▸ **WHAT YOU HAVE TO DO**: Leave every picture out and write out the records below exactly.

▸ **RECORDS TO PROCESS**:
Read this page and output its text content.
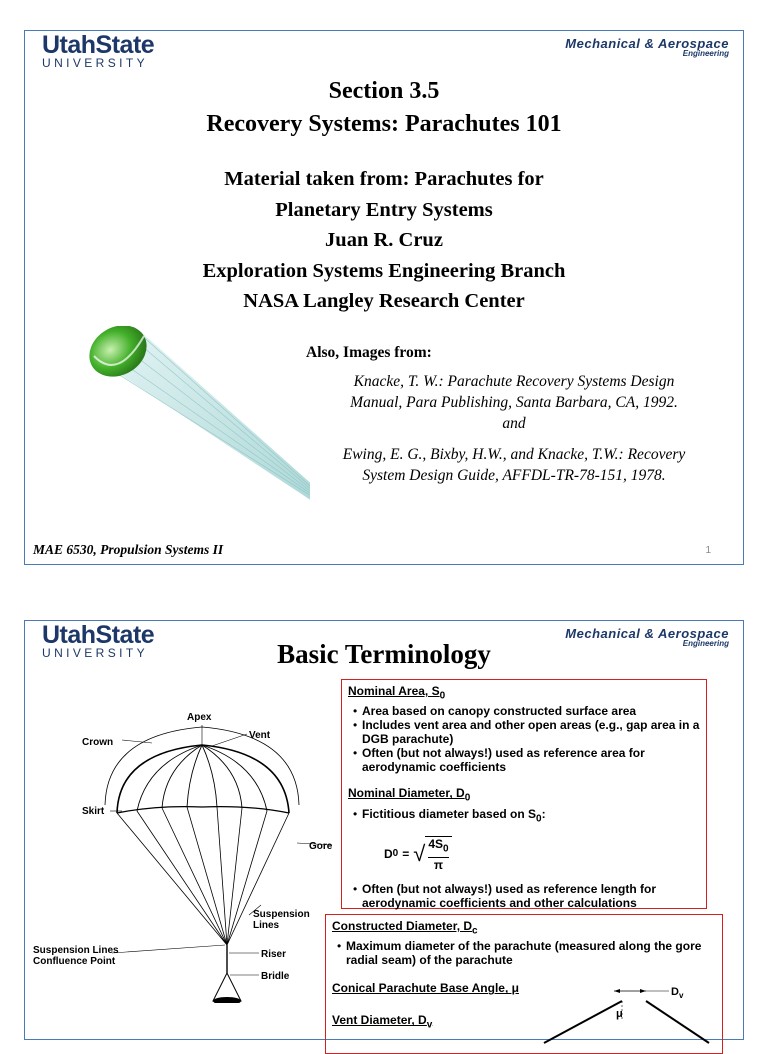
UtahState
UNIVERSITY
Mechanical & Aerospace
Engineering
Section 3.5
Recovery Systems: Parachutes 101
Material taken from: Parachutes for
Planetary Entry Systems
Juan R. Cruz
Exploration Systems Engineering Branch
NASA Langley Research Center
Also, Images from:
Knacke, T. W.: Parachute Recovery Systems Design
Manual, Para Publishing, Santa Barbara, CA, 1992.
and
Ewing, E. G., Bixby, H.W., and Knacke, T.W.: Recovery
System Design Guide, AFFDL-TR-78-151, 1978.
MAE 6530, Propulsion Systems II	1
UtahState
UNIVERSITY
Mechanical & Aerospace
Engineering
Basic Terminology
Apex
Crown
Vent
Skirt
Gore
Suspension
Lines
Suspension Lines
Confluence Point
Riser
Bridle
Nominal Area, $S_0$
• Area based on canopy constructed surface area
• Includes vent area and other open areas (e.g., gap area in a DGB parachute)
• Often (but not always!) used as reference area for aerodynamic coefficients
Nominal Diameter, $D_0$
• Fictitious diameter based on $S_0$:
D 0 = √ $4S_0$
π
• Often (but not always!) used as reference length for aerodynamic coefficients and other calculations
Constructed Diameter, $D_c$
• Maximum diameter of the parachute (measured along the gore radial seam) of the parachute
Conical Parachute Base Angle, μ
Vent Diameter, $D_v$
$D_v$
μ
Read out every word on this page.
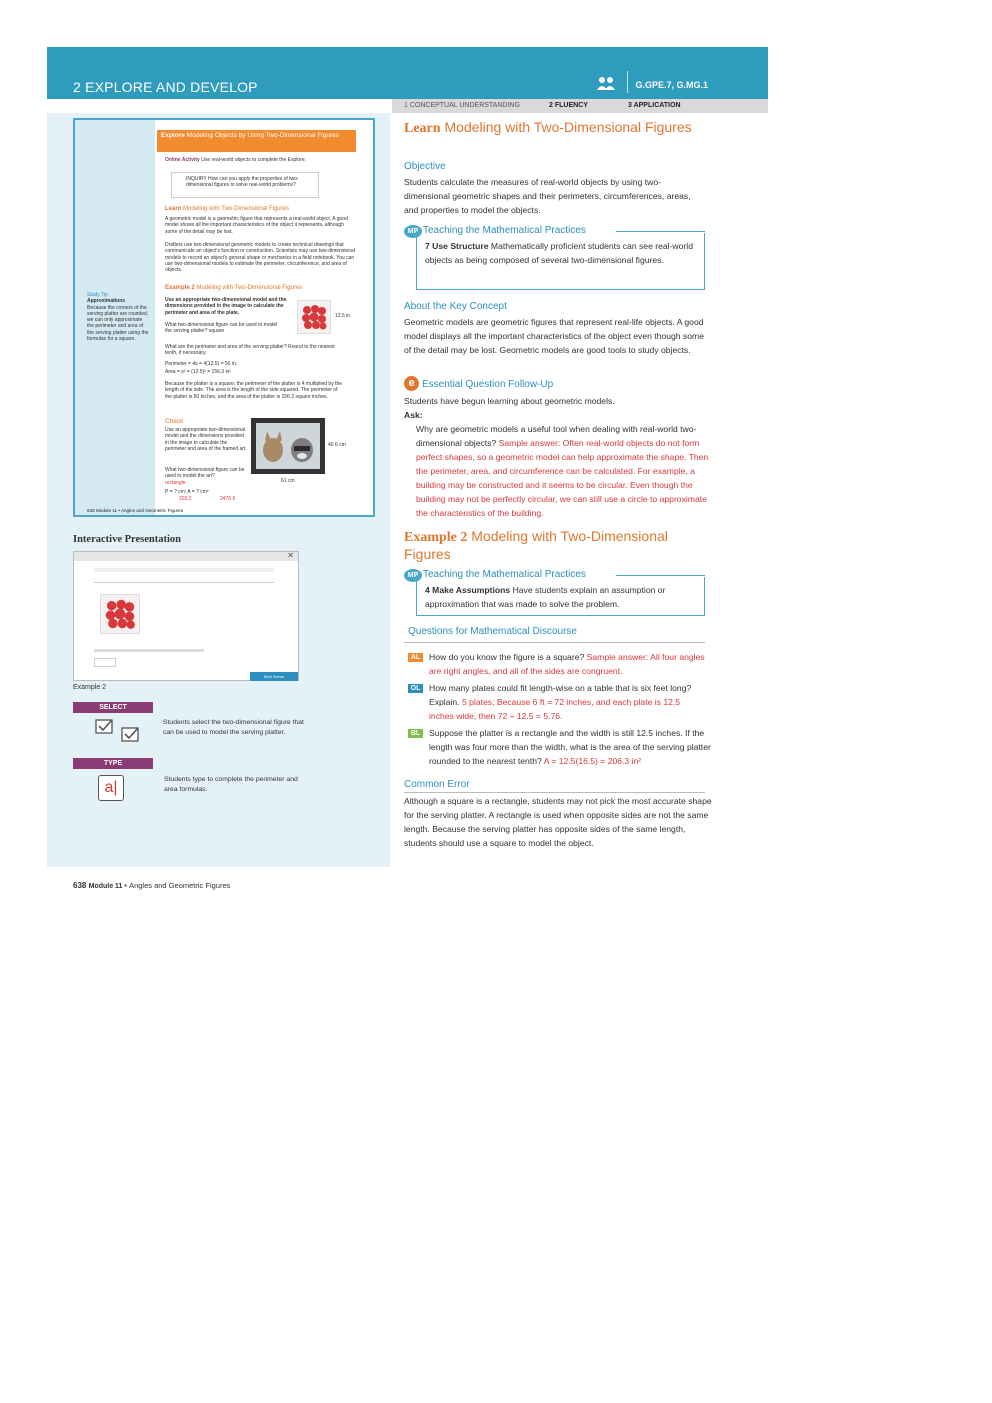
2 EXPLORE AND DEVELOP	G.GPE.7, G.MG.1
1 CONCEPTUAL UNDERSTANDING	2 FLUENCY	3 APPLICATION
Explore Modeling Objects by Using Two-Dimensional Figures
Online Activity Use real-world objects to complete the Explore.
INQUIRY How can you apply the properties of two-dimensional figures to solve real-world problems?
Learn Modeling with Two-Dimensional Figures
A geometric model is a geometric figure that represents a real-world object. A good model shows all the important characteristics of the object it represents, although some of the detail may be lost.
Drafters use two-dimensional geometric models to create technical drawings that communicate an object's function or construction. Scientists may use two-dimensional models to record an object's general shape or mechanics in a field notebook. You can use two-dimensional models to estimate the perimeter, circumference, and area of objects.
Study Tip
Approximations
Because the corners of the serving platter are rounded, we can only approximate the perimeter and area of the serving platter using the formulas for a square.
Example 2 Modeling with Two-Dimensional Figures
Use an appropriate two-dimensional model and the dimensions provided in the image to calculate the perimeter and area of the plate.
What two-dimensional figure can be used to model the serving platter? square
12.5 in.
What are the perimeter and area of the serving platter? Round to the nearest tenth, if necessary.
Perimeter = 4s = 4(12.5) = 50 in.
Area = s² = (12.5)² = 156.3 in²
Because the platter is a square, the perimeter of the platter is 4 multiplied by the length of the side. The area is the length of the side squared. The perimeter of the platter is 50 inches, and the area of the platter is 156.3 square inches.
Check
Use an appropriate two-dimensional model and the dimensions provided in the image to calculate the perimeter and area of the framed art.
What two-dimensional figure can be used to model the art?
rectangle
P = ? cm; A = ? cm²
203.2	2476.6
40.6 cm
61 cm
638 Module 11 • Angles and Geometric Figures
Interactive Presentation
✕
Next Scene
Example 2
SELECT
Students select the two-dimensional figure that can be used to model the serving platter.
TYPE
a|	Students type to complete the perimeter and area formulas.
Learn Modeling with Two-Dimensional Figures
Objective
Students calculate the measures of real-world objects by using two-dimensional geometric shapes and their perimeters, circumferences, areas, and properties to model the objects.
MP Teaching the Mathematical Practices
7 Use Structure Mathematically proficient students can see real-world objects as being composed of several two-dimensional figures.
About the Key Concept
Geometric models are geometric figures that represent real-life objects. A good model displays all the important characteristics of the object even though some of the detail may be lost. Geometric models are good tools to study objects.
e Essential Question Follow-Up
Students have begun learning about geometric models.
Ask:
Why are geometric models a useful tool when dealing with real-world two-dimensional objects? Sample answer: Often real-world objects do not form perfect shapes, so a geometric model can help approximate the shape. Then the perimeter, area, and circumference can be calculated. For example, a building may be constructed and it seems to be circular. Even though the building may not be perfectly circular, we can still use a circle to approximate the characteristics of the building.
Example 2 Modeling with Two-Dimensional Figures
MP Teaching the Mathematical Practices
4 Make Assumptions Have students explain an assumption or approximation that was made to solve the problem.
Questions for Mathematical Discourse
AL	How do you know the figure is a square? Sample answer: All four angles are right angles, and all of the sides are congruent.
OL	How many plates could fit length-wise on a table that is six feet long? Explain. 5 plates; Because 6 ft = 72 inches, and each plate is 12.5 inches wide, then 72 ÷ 12.5 = 5.76.
BL	Suppose the platter is a rectangle and the width is still 12.5 inches. If the length was four more than the width, what is the area of the serving platter rounded to the nearest tenth? A = 12.5(16.5) = 206.3 in²
Common Error
Although a square is a rectangle, students may not pick the most accurate shape for the serving platter. A rectangle is used when opposite sides are not the same length. Because the serving platter has opposite sides of the same length, students should use a square to model the object.
638 Module 11 • Angles and Geometric Figures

▸ **PROBLEM SOLUTION**:
Read this page and output its text content.
UtahState
UNIVERSITY
Mechanical & Aerospace
Engineering
Section 3.5
Recovery Systems: Parachutes 101
Material taken from: Parachutes for
Planetary Entry Systems
Juan R. Cruz
Exploration Systems Engineering Branch
NASA Langley Research Center
Also, Images from:
Knacke, T. W.: Parachute Recovery Systems Design
Manual, Para Publishing, Santa Barbara, CA, 1992.
and
Ewing, E. G., Bixby, H.W., and Knacke, T.W.: Recovery
System Design Guide, AFFDL-TR-78-151, 1978.
MAE 6530, Propulsion Systems II	1
UtahState
UNIVERSITY
Mechanical & Aerospace
Engineering
Basic Terminology
Apex
Crown
Vent
Skirt
Gore
Suspension
Lines
Suspension Lines
Confluence Point
Riser
Bridle
Nominal Area, $S_0$
• Area based on canopy constructed surface area
• Includes vent area and other open areas (e.g., gap area in a DGB parachute)
• Often (but not always!) used as reference area for aerodynamic coefficients
Nominal Diameter, $D_0$
• Fictitious diameter based on $S_0$:
D 0 = √ $4S_0$
π
• Often (but not always!) used as reference length for aerodynamic coefficients and other calculations
Constructed Diameter, $D_c$
• Maximum diameter of the parachute (measured along the gore radial seam) of the parachute
Conical Parachute Base Angle, μ
Vent Diameter, $D_v$
$D_v$
μ
Read out every word on this page.
2 EXPLORE AND DEVELOP	G.GPE.7, G.MG.1
1 CONCEPTUAL UNDERSTANDING	2 FLUENCY	3 APPLICATION
Explore Modeling Objects by Using Two-Dimensional Figures
Online Activity Use real-world objects to complete the Explore.
INQUIRY How can you apply the properties of two-dimensional figures to solve real-world problems?
Learn Modeling with Two-Dimensional Figures
A geometric model is a geometric figure that represents a real-world object. A good model shows all the important characteristics of the object it represents, although some of the detail may be lost.
Drafters use two-dimensional geometric models to create technical drawings that communicate an object's function or construction. Scientists may use two-dimensional models to record an object's general shape or mechanics in a field notebook. You can use two-dimensional models to estimate the perimeter, circumference, and area of objects.
Study Tip
Approximations
Because the corners of the serving platter are rounded, we can only approximate the perimeter and area of the serving platter using the formulas for a square.
Example 2 Modeling with Two-Dimensional Figures
Use an appropriate two-dimensional model and the dimensions provided in the image to calculate the perimeter and area of the plate.
What two-dimensional figure can be used to model the serving platter? square
12.5 in.
What are the perimeter and area of the serving platter? Round to the nearest tenth, if necessary.
Perimeter = 4s = 4(12.5) = 50 in.
Area = s² = (12.5)² = 156.3 in²
Because the platter is a square, the perimeter of the platter is 4 multiplied by the length of the side. The area is the length of the side squared. The perimeter of the platter is 50 inches, and the area of the platter is 156.3 square inches.
Check
Use an appropriate two-dimensional model and the dimensions provided in the image to calculate the perimeter and area of the framed art.
What two-dimensional figure can be used to model the art?
rectangle
P = ? cm; A = ? cm²
203.2	2476.6
40.6 cm
61 cm
638 Module 11 • Angles and Geometric Figures
Interactive Presentation
✕
Next Scene
Example 2
SELECT
Students select the two-dimensional figure that can be used to model the serving platter.
TYPE
a|	Students type to complete the perimeter and area formulas.
Learn Modeling with Two-Dimensional Figures
Objective
Students calculate the measures of real-world objects by using two-dimensional geometric shapes and their perimeters, circumferences, areas, and properties to model the objects.
MP Teaching the Mathematical Practices
7 Use Structure Mathematically proficient students can see real-world objects as being composed of several two-dimensional figures.
About the Key Concept
Geometric models are geometric figures that represent real-life objects. A good model displays all the important characteristics of the object even though some of the detail may be lost. Geometric models are good tools to study objects.
e Essential Question Follow-Up
Students have begun learning about geometric models.
Ask:
Why are geometric models a useful tool when dealing with real-world two-dimensional objects? Sample answer: Often real-world objects do not form perfect shapes, so a geometric model can help approximate the shape. Then the perimeter, area, and circumference can be calculated. For example, a building may be constructed and it seems to be circular. Even though the building may not be perfectly circular, we can still use a circle to approximate the characteristics of the building.
Example 2 Modeling with Two-Dimensional Figures
MP Teaching the Mathematical Practices
4 Make Assumptions Have students explain an assumption or approximation that was made to solve the problem.
Questions for Mathematical Discourse
AL	How do you know the figure is a square? Sample answer: All four angles are right angles, and all of the sides are congruent.
OL	How many plates could fit length-wise on a table that is six feet long? Explain. 5 plates; Because 6 ft = 72 inches, and each plate is 12.5 inches wide, then 72 ÷ 12.5 = 5.76.
BL	Suppose the platter is a rectangle and the width is still 12.5 inches. If the length was four more than the width, what is the area of the serving platter rounded to the nearest tenth? A = 12.5(16.5) = 206.3 in²
Common Error
Although a square is a rectangle, students may not pick the most accurate shape for the serving platter. A rectangle is used when opposite sides are not the same length. Because the serving platter has opposite sides of the same length, students should use a square to model the object.
638 Module 11 • Angles and Geometric Figures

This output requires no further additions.